▶ Direction
Count how many lines hold the string "Intermensual". Answer with that number and nothing more.

[Data items]
● ● ● ● ●

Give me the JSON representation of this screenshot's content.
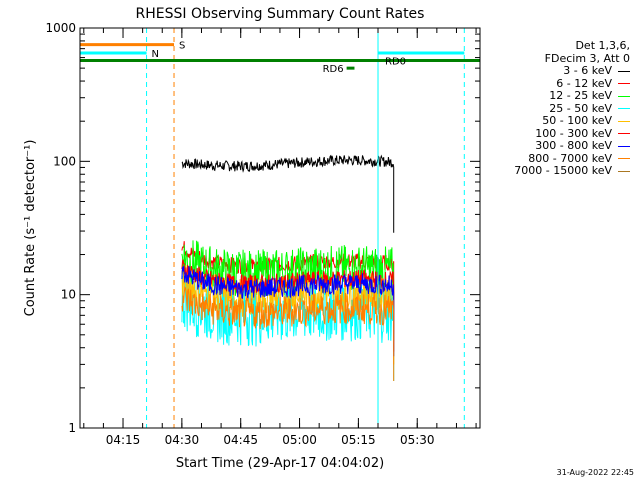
{
  "chart_data": {
    "type": "line",
    "title": "RHESSI Observing Summary Count Rates",
    "xlabel": "Start Time (29-Apr-17 04:04:02)",
    "ylabel": "Count Rate (s⁻¹ detector⁻¹)",
    "yscale": "log",
    "ylim": [
      1,
      1000
    ],
    "xlim": [
      "04:04:02",
      "05:46:00"
    ],
    "x_ticks": [
      "04:15",
      "04:30",
      "04:45",
      "05:00",
      "05:15",
      "05:30"
    ],
    "y_ticks": [
      "1",
      "10",
      "100",
      "1000"
    ],
    "legend_header": [
      "Det 1,3,6,",
      "FDecim 3, Att 0"
    ],
    "series": [
      {
        "name": "3 - 6 keV",
        "color": "#000000",
        "start": "04:30",
        "end": "05:24",
        "level": 97,
        "noise": 0.04,
        "decay": 0
      },
      {
        "name": "6 - 12 keV",
        "color": "#ff0000",
        "start": "04:30",
        "end": "05:24",
        "level": 17,
        "noise": 0.06,
        "decay": 0.35
      },
      {
        "name": "12 - 25 keV",
        "color": "#00ff00",
        "start": "04:30",
        "end": "05:24",
        "level": 15,
        "noise": 0.18,
        "decay": 0.3
      },
      {
        "name": "25 - 50 keV",
        "color": "#00ffff",
        "start": "04:30",
        "end": "05:24",
        "level": 7.5,
        "noise": 0.25,
        "decay": 0.3
      },
      {
        "name": "50 - 100 keV",
        "color": "#ffbf00",
        "start": "04:30",
        "end": "05:24",
        "level": 10,
        "noise": 0.15,
        "decay": 0.25
      },
      {
        "name": "100 - 300 keV",
        "color": "#ff0000",
        "start": "04:30",
        "end": "05:24",
        "level": 12.5,
        "noise": 0.07,
        "decay": 0.3
      },
      {
        "name": "300 - 800 keV",
        "color": "#0000ff",
        "start": "04:30",
        "end": "05:24",
        "level": 11.5,
        "noise": 0.08,
        "decay": 0.3
      },
      {
        "name": "800 - 7000 keV",
        "color": "#ff8000",
        "start": "04:30",
        "end": "05:24",
        "level": 7.5,
        "noise": 0.12,
        "decay": 0.3
      },
      {
        "name": "7000 - 15000 keV",
        "color": "#aa7722",
        "start": "04:30",
        "end": "05:24",
        "level": 0,
        "noise": 0,
        "decay": 0
      }
    ],
    "flag_bars": [
      {
        "label": "S",
        "color": "#ff8000",
        "start": "04:04:02",
        "end": "04:28",
        "y": 750
      },
      {
        "label": "N",
        "color": "#00ffff",
        "start": "04:04:02",
        "end": "04:21",
        "y": 650
      },
      {
        "label": "",
        "color": "#00ffff",
        "start": "05:20",
        "end": "05:42",
        "y": 650
      },
      {
        "label": "RD0",
        "color": "#008000",
        "start": "04:04:02",
        "end": "05:46",
        "y": 570
      },
      {
        "label": "RD6",
        "color": "#008000",
        "start": "05:12",
        "end": "05:14",
        "y": 500
      }
    ],
    "vertical_lines": [
      {
        "x": "04:04:02",
        "color": "#00ffff",
        "style": "solid"
      },
      {
        "x": "04:21",
        "color": "#00ffff",
        "style": "dashed"
      },
      {
        "x": "04:28",
        "color": "#ff8000",
        "style": "dashed"
      },
      {
        "x": "05:20",
        "color": "#00ffff",
        "style": "solid"
      },
      {
        "x": "05:42",
        "color": "#00ffff",
        "style": "dashed"
      }
    ]
  },
  "footer": "31-Aug-2022 22:45"
}
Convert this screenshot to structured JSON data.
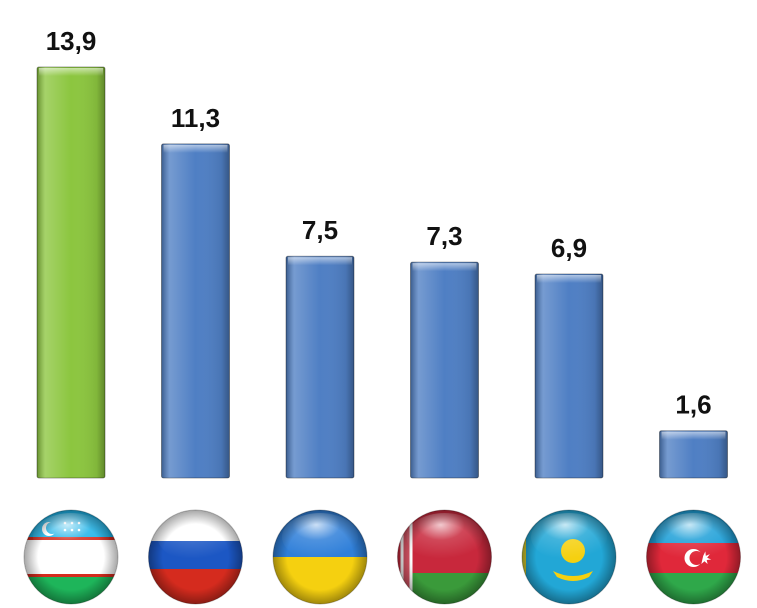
{
  "chart_data": {
    "type": "bar",
    "categories": [
      "Uzbekistan",
      "Russia",
      "Ukraine",
      "Belarus",
      "Kazakhstan",
      "Azerbaijan"
    ],
    "values": [
      13.9,
      11.3,
      7.5,
      7.3,
      6.9,
      1.6
    ],
    "value_labels": [
      "13,9",
      "11,3",
      "7,5",
      "7,3",
      "6,9",
      "1,6"
    ],
    "bar_colors": [
      "#8cc63f",
      "#4f7fc4",
      "#4f7fc4",
      "#4f7fc4",
      "#4f7fc4",
      "#4f7fc4"
    ],
    "category_icons": [
      "uzbekistan-flag-icon",
      "russia-flag-icon",
      "ukraine-flag-icon",
      "belarus-flag-icon",
      "kazakhstan-flag-icon",
      "azerbaijan-flag-icon"
    ],
    "ylim": [
      0,
      13.9
    ],
    "grid": false,
    "legend": "none",
    "title": "",
    "xlabel": "",
    "ylabel": ""
  }
}
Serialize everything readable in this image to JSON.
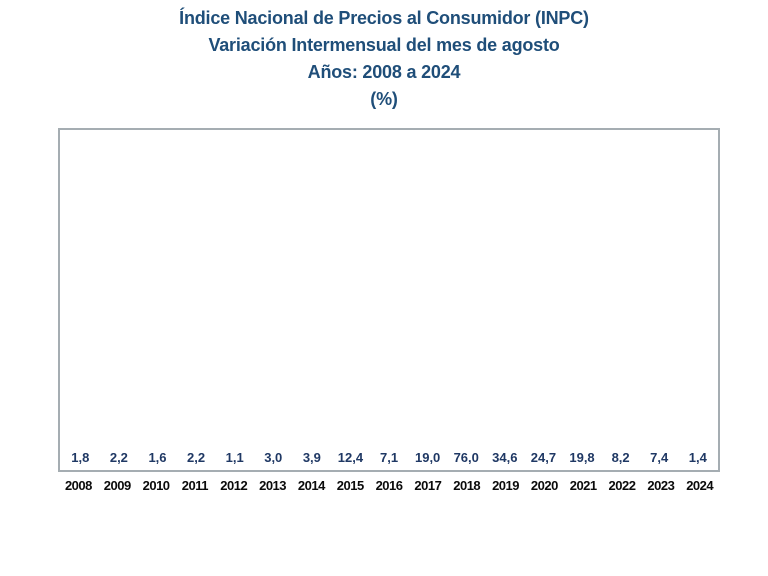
{
  "title": {
    "line1": "Índice Nacional de Precios al Consumidor (INPC)",
    "line2": "Variación Intermensual del mes de agosto",
    "line3": "Años: 2008 a 2024",
    "line4": "(%)"
  },
  "colors": {
    "bar": "#3E699C",
    "title_text": "#1F4E79",
    "value_label": "#1F3864",
    "year_label": "#0B0B0B",
    "frame_border": "#A5ADB2"
  },
  "chart_data": {
    "type": "bar",
    "title": "Índice Nacional de Precios al Consumidor (INPC) — Variación Intermensual del mes de agosto — Años: 2008 a 2024 (%)",
    "categories": [
      "2008",
      "2009",
      "2010",
      "2011",
      "2012",
      "2013",
      "2014",
      "2015",
      "2016",
      "2017",
      "2018",
      "2019",
      "2020",
      "2021",
      "2022",
      "2023",
      "2024"
    ],
    "values": [
      1.8,
      2.2,
      1.6,
      2.2,
      1.1,
      3.0,
      3.9,
      12.4,
      7.1,
      19.0,
      76.0,
      34.6,
      24.7,
      19.8,
      8.2,
      7.4,
      1.4
    ],
    "value_labels": [
      "1,8",
      "2,2",
      "1,6",
      "2,2",
      "1,1",
      "3,0",
      "3,9",
      "12,4",
      "7,1",
      "19,0",
      "76,0",
      "34,6",
      "24,7",
      "19,8",
      "8,2",
      "7,4",
      "1,4"
    ],
    "xlabel": "",
    "ylabel": "",
    "ylim": [
      0,
      92
    ],
    "grid": false,
    "legend": false,
    "data_labels": true,
    "decimal_separator": ","
  }
}
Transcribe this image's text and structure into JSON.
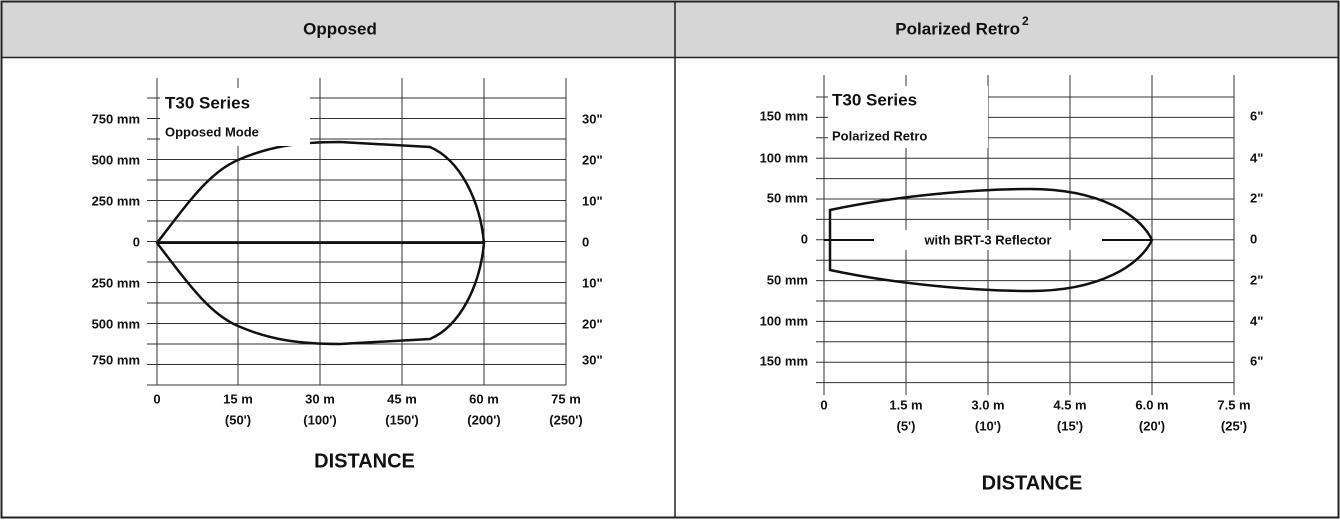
{
  "panels": [
    {
      "header": "Opposed",
      "series_label": "T30 Series",
      "mode_label": "Opposed Mode",
      "left_ticks": [
        "750 mm",
        "500 mm",
        "250 mm",
        "0",
        "250 mm",
        "500 mm",
        "750 mm"
      ],
      "right_ticks": [
        "30\"",
        "20\"",
        "10\"",
        "0",
        "10\"",
        "20\"",
        "30\""
      ],
      "x_ticks": [
        "0",
        "15 m",
        "30 m",
        "45 m",
        "60 m",
        "75 m"
      ],
      "x_subticks": [
        "(50')",
        "(100')",
        "(150')",
        "(200')",
        "(250')"
      ],
      "axis_title": "DISTANCE"
    },
    {
      "header": "Polarized Retro",
      "header_note": "2",
      "series_label": "T30 Series",
      "mode_label": "Polarized Retro",
      "reflector_label": "with BRT-3 Reflector",
      "left_ticks": [
        "150 mm",
        "100 mm",
        "50 mm",
        "0",
        "50 mm",
        "100 mm",
        "150 mm"
      ],
      "right_ticks": [
        "6\"",
        "4\"",
        "2\"",
        "0",
        "2\"",
        "4\"",
        "6\""
      ],
      "x_ticks": [
        "0",
        "1.5 m",
        "3.0 m",
        "4.5 m",
        "6.0 m",
        "7.5 m"
      ],
      "x_subticks": [
        "(5')",
        "(10')",
        "(15')",
        "(20')",
        "(25')"
      ],
      "axis_title": "DISTANCE"
    }
  ]
}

● ● ● ● ●

▶ Result
2